[Entries with figure data]
============

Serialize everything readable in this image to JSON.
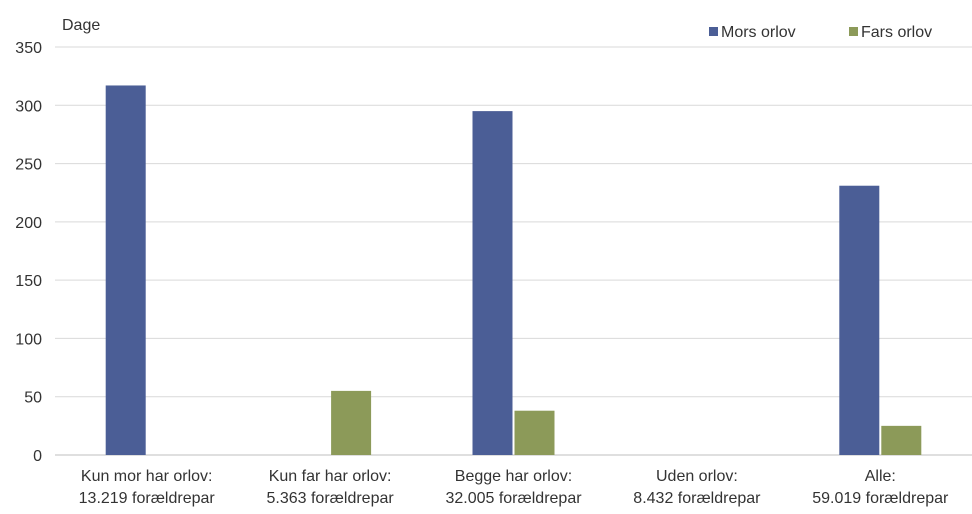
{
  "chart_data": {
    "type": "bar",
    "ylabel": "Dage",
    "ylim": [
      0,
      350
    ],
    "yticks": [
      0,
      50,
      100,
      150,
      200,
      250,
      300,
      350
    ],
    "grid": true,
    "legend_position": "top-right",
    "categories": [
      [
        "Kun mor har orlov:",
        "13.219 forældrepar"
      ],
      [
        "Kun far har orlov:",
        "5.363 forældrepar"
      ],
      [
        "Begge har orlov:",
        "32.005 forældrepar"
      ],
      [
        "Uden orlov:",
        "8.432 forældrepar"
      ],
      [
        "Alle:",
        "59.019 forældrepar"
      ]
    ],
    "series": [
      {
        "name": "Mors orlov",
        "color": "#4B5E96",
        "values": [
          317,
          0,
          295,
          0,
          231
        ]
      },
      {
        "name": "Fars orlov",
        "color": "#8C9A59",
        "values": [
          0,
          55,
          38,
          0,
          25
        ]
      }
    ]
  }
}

============

Which lines hold the word "forældrepar"? Copy all of them.

Expected answer:
        "13.219 forældrepar"
        "5.363 forældrepar"
        "32.005 forældrepar"
        "8.432 forældrepar"
        "59.019 forældrepar"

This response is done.